WORKING DATA:
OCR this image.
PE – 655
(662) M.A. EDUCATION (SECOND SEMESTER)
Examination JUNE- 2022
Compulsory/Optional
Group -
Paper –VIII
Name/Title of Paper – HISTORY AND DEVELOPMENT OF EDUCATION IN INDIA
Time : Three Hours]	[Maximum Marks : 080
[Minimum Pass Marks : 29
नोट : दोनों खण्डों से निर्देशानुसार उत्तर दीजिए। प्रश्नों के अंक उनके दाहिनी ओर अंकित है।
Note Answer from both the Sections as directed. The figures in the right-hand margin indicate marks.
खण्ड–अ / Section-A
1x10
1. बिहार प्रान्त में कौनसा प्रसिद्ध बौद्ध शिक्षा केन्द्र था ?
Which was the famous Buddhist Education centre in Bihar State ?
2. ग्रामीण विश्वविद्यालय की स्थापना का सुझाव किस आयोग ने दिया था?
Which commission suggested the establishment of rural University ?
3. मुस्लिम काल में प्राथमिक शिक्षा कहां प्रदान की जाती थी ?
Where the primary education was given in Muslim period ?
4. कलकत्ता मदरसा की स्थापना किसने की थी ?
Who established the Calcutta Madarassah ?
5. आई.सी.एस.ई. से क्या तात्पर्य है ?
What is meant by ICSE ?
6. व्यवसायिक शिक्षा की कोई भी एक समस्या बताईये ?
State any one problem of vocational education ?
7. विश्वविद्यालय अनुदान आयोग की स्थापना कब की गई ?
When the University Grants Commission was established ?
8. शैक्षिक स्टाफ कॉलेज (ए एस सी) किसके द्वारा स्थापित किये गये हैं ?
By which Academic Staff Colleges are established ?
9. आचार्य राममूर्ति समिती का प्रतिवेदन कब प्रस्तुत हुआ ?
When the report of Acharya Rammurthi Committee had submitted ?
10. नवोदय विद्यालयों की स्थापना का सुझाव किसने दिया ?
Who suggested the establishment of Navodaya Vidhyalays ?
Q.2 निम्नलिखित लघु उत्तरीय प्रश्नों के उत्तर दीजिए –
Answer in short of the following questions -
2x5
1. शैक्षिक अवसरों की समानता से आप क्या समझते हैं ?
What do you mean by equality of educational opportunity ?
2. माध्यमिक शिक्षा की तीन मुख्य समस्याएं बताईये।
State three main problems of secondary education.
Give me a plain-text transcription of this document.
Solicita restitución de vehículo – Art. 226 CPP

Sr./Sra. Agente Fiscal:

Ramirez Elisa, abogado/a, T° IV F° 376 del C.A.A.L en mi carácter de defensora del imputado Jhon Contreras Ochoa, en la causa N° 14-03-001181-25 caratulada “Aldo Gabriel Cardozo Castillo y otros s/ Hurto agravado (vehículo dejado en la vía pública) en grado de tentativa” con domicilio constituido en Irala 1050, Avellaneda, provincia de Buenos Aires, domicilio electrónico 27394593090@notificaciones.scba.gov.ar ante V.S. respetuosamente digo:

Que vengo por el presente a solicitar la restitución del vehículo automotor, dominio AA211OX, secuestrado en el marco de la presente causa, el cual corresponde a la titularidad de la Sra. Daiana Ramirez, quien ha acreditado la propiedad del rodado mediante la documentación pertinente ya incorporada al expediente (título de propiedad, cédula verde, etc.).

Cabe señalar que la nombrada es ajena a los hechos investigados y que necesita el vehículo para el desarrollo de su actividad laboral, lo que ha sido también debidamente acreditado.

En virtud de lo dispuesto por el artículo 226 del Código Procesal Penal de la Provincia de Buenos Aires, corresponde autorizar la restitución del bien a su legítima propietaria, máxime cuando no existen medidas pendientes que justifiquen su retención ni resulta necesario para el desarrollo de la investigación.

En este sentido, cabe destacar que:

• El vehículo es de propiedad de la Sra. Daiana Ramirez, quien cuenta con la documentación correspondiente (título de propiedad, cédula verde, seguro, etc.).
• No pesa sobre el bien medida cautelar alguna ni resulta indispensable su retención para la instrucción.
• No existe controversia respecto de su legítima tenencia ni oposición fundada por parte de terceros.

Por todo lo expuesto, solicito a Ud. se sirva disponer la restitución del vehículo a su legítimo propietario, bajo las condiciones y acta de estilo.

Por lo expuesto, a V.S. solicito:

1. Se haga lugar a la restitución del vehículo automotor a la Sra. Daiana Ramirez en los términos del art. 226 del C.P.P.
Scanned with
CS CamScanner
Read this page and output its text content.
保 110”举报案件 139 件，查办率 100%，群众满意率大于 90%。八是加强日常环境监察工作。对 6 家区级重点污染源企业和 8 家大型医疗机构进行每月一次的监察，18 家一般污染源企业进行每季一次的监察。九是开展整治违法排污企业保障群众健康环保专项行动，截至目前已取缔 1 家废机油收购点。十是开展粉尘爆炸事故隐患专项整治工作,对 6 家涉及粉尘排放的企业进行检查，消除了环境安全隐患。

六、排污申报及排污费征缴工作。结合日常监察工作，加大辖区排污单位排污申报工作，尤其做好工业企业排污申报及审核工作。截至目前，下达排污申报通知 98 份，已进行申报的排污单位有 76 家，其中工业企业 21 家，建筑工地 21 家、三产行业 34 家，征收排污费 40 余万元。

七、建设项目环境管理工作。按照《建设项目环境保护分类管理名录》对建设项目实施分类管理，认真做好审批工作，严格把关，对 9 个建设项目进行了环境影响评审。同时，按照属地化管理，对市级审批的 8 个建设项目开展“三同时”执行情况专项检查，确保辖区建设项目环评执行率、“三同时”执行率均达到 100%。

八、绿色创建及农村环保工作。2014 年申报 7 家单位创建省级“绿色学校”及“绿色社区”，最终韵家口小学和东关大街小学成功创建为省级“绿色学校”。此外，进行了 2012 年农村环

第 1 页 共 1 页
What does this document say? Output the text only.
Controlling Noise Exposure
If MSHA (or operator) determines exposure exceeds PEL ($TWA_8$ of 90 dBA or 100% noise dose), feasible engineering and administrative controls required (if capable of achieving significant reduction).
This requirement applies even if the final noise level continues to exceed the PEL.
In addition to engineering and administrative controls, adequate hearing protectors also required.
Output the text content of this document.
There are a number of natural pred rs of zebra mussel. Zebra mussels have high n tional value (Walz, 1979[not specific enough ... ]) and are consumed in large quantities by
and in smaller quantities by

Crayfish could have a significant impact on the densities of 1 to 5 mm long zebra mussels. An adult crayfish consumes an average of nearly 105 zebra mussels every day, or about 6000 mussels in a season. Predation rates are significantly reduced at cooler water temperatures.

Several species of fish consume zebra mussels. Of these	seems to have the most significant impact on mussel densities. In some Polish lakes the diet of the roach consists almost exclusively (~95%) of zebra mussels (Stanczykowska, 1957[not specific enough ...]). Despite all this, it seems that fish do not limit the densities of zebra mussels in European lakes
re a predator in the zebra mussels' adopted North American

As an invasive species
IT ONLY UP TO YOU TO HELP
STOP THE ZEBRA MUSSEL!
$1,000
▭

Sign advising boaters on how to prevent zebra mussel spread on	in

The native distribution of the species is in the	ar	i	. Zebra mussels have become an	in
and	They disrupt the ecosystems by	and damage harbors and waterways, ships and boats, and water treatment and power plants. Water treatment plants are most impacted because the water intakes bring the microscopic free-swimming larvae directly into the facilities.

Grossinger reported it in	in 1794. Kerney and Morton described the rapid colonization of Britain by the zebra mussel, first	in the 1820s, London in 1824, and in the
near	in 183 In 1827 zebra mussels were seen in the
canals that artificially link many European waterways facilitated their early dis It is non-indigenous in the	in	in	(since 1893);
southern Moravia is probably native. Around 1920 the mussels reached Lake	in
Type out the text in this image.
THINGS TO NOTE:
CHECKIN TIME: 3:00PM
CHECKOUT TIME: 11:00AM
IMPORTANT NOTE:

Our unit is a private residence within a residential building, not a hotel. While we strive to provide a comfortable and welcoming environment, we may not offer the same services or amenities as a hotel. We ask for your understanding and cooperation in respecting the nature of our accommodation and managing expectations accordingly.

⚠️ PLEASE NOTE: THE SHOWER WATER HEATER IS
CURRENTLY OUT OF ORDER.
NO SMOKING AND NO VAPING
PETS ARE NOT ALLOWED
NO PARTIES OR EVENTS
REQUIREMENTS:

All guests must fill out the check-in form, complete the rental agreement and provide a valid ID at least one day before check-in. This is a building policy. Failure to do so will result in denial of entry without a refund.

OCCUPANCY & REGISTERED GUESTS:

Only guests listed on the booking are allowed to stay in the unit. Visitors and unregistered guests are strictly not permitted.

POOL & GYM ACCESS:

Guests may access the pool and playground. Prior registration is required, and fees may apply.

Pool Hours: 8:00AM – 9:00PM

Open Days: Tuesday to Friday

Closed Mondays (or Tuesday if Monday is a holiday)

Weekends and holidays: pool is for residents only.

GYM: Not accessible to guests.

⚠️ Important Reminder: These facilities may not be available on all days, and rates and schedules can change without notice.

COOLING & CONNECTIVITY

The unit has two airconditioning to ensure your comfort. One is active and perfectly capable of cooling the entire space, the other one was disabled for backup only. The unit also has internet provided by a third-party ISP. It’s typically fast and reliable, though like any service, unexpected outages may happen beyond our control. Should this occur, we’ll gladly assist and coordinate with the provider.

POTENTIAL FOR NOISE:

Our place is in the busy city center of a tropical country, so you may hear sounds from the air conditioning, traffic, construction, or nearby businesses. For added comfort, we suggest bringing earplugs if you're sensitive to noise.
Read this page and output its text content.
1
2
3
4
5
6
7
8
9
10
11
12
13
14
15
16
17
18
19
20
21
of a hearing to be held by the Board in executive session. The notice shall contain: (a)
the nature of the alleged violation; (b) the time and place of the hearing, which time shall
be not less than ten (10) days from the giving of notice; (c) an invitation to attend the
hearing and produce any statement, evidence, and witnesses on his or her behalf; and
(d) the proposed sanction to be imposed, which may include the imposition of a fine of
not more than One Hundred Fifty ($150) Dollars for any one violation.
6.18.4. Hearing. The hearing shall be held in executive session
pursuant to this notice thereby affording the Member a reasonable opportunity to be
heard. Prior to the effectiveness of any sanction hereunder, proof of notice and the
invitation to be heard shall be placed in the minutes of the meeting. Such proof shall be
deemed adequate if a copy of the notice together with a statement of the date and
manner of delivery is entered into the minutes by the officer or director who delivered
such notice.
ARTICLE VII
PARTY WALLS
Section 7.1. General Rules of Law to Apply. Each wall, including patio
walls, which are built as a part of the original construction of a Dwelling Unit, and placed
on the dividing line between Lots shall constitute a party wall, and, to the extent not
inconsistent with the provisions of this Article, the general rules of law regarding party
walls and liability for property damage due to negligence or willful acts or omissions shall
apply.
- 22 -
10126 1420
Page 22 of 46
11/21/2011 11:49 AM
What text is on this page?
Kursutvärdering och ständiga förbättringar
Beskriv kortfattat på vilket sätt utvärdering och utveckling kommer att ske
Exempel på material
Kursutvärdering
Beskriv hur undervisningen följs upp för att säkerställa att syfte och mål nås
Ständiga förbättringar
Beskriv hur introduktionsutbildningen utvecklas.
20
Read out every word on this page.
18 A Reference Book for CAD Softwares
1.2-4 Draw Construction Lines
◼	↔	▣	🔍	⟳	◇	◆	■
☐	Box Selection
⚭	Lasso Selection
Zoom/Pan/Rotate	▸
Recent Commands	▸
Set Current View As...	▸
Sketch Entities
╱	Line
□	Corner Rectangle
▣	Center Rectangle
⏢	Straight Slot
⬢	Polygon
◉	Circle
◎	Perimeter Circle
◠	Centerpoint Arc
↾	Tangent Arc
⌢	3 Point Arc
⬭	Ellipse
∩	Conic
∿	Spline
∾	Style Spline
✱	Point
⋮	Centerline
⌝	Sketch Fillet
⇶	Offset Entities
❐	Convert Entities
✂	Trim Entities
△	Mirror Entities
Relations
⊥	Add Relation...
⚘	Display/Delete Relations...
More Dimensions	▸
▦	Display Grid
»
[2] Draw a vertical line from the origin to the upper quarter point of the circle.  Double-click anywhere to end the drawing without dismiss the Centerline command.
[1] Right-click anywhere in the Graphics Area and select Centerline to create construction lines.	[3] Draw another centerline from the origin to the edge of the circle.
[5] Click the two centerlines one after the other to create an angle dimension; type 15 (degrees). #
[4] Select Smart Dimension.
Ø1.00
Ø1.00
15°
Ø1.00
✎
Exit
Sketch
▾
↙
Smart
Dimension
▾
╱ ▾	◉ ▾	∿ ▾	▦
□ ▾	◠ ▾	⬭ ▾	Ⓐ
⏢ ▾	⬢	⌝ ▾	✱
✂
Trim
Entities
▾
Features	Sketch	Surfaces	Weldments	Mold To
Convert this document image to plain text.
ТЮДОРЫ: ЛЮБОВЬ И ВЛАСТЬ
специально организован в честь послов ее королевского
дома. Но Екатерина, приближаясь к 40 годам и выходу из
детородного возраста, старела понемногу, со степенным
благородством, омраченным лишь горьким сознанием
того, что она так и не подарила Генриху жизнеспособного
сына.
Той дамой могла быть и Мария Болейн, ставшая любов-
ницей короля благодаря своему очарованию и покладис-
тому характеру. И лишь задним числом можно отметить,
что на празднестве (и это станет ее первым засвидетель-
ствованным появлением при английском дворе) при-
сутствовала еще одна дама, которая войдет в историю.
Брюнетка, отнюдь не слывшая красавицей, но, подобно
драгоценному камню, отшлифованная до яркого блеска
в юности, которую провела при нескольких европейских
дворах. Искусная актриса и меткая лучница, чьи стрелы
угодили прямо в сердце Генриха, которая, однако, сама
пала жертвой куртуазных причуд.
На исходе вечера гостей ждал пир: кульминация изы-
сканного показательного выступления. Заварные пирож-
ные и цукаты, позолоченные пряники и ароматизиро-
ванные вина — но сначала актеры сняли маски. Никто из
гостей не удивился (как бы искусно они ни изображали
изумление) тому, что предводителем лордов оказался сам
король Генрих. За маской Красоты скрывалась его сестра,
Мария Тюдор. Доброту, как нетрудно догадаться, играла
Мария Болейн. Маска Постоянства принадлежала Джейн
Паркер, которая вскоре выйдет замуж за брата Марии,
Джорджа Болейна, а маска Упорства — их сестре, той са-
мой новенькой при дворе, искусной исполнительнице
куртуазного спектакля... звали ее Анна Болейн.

EXERCISE OBJECTIVE:
Select, from the listing, all lines that include the word "text".

COMPLETE OUTPUT:
Give me a plain-text transcription of this document.
Read this page and output its text content.
What does this document say? Output the text only.
Output the text content of this document.
Type out the text in this image.
Read this page and output its text content.
What text is on this page?
Convert this document image to plain text.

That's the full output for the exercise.